------ GIVEN INFORMATION ------
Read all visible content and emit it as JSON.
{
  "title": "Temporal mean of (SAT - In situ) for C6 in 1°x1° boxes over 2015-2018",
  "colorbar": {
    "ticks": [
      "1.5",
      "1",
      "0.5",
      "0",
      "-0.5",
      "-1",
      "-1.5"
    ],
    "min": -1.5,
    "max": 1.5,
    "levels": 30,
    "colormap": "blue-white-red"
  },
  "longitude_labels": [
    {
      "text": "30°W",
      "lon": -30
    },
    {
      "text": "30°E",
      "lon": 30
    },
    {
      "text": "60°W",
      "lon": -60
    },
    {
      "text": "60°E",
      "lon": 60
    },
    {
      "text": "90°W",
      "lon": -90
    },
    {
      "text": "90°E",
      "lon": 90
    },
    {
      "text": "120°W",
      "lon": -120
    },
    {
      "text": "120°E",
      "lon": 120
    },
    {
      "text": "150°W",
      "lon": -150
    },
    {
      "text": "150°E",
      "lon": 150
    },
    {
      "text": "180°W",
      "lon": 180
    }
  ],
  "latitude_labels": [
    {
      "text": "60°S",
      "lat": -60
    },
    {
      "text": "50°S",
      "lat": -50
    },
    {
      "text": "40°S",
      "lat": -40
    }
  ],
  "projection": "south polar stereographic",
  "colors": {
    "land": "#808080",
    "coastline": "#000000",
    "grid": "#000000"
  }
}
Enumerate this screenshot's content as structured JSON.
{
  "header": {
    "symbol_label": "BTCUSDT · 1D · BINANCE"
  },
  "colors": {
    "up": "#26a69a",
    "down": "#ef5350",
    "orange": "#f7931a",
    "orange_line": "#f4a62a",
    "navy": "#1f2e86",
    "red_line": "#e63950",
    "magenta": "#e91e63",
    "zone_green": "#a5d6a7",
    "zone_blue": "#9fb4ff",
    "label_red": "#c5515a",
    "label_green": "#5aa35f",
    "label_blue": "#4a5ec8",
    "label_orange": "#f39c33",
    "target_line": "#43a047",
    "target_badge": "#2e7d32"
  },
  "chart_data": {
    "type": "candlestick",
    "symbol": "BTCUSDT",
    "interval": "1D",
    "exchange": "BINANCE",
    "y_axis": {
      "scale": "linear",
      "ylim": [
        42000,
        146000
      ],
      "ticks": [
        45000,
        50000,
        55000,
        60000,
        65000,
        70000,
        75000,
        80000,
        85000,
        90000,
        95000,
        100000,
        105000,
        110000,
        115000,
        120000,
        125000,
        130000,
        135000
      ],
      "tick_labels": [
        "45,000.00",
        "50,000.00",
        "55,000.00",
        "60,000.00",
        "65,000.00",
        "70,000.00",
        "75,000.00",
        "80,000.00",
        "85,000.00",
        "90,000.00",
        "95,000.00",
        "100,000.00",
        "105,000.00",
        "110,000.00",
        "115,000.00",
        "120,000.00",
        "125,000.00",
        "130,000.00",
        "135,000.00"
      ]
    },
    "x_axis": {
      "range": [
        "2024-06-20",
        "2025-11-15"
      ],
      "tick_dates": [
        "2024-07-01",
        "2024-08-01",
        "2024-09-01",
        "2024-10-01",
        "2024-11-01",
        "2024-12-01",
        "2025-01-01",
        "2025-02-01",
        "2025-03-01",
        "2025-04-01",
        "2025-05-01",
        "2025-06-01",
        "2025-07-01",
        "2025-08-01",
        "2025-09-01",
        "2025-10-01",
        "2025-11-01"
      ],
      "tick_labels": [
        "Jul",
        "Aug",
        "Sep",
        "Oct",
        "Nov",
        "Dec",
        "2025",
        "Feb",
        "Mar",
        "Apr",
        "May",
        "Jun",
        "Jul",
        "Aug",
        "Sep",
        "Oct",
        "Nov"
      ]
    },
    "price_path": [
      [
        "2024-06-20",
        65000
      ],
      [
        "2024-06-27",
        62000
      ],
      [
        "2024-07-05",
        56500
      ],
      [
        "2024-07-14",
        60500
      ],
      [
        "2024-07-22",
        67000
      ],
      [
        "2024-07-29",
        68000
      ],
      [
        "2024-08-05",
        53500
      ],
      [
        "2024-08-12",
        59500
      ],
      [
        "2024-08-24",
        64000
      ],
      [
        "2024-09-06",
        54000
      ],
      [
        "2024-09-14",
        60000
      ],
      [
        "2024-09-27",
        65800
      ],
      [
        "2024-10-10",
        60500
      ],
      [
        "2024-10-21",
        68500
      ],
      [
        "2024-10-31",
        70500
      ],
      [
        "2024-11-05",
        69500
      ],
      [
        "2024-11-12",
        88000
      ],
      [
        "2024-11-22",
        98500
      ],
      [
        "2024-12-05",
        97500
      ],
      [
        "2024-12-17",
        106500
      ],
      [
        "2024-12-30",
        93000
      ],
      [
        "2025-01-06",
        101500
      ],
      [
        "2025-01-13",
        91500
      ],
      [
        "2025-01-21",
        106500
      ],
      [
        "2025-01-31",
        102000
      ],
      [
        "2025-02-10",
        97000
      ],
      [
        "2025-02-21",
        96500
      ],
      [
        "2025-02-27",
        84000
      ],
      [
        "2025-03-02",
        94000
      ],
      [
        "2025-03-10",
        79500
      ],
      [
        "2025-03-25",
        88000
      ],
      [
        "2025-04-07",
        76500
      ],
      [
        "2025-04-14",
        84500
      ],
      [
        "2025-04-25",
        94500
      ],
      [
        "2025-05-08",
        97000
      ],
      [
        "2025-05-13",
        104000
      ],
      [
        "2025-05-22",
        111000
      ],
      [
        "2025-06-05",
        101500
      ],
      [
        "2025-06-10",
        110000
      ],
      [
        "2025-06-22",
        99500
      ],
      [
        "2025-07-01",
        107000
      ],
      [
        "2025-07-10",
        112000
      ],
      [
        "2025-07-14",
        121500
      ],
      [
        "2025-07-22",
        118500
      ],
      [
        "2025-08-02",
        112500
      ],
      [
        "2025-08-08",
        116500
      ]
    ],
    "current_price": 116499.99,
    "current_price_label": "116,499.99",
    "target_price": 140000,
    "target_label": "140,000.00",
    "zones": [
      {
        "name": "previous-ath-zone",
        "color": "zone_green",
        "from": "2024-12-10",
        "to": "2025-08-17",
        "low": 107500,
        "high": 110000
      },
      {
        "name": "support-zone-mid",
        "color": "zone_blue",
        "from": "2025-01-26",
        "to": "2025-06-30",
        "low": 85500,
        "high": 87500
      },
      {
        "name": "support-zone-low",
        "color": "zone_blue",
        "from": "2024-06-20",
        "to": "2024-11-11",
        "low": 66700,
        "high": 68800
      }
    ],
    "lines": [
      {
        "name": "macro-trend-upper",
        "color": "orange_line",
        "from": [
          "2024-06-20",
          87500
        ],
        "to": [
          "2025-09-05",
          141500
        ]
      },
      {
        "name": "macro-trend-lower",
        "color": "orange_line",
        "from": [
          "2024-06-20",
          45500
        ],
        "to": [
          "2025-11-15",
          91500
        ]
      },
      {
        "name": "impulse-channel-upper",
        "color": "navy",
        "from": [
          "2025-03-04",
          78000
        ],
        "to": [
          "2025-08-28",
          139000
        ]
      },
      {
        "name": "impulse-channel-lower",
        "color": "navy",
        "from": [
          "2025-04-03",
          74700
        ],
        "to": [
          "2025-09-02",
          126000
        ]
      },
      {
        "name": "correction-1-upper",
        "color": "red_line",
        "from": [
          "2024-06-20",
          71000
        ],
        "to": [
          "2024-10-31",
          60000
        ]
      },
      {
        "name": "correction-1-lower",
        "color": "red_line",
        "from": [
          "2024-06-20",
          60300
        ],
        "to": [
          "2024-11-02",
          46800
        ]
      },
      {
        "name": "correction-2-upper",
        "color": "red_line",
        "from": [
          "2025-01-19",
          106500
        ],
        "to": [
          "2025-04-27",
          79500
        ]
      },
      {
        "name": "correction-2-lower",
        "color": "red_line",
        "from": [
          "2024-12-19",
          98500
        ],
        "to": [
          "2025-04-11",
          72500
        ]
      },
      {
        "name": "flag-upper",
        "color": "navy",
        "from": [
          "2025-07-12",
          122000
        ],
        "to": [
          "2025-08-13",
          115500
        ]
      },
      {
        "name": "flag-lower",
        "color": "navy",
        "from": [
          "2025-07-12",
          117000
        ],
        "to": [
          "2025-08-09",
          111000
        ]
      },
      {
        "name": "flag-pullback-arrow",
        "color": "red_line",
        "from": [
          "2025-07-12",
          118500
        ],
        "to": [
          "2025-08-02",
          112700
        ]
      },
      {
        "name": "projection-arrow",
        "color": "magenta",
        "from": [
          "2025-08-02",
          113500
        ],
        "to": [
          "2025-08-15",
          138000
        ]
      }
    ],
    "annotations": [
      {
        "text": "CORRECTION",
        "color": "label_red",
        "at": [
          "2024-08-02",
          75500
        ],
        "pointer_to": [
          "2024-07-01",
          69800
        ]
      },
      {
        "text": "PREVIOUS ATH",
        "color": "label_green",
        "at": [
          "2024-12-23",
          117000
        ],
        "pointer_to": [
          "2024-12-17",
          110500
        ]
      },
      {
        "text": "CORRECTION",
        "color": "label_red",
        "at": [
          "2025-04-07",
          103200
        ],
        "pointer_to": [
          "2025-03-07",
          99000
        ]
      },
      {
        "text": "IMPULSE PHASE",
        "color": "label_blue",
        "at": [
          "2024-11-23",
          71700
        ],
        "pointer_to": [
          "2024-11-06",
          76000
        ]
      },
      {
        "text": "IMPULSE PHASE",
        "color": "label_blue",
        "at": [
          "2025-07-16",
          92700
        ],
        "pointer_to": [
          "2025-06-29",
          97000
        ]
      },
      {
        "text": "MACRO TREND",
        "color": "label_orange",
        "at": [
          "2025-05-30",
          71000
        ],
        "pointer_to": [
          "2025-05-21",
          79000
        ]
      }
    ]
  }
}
------
- **EXERCISE BRIEF**
Search the data for "JSON". Copy every line that has it.

- **FINAL ANSWER**
Read all visible content and emit it as JSON.
Enumerate this screenshot's content as structured JSON.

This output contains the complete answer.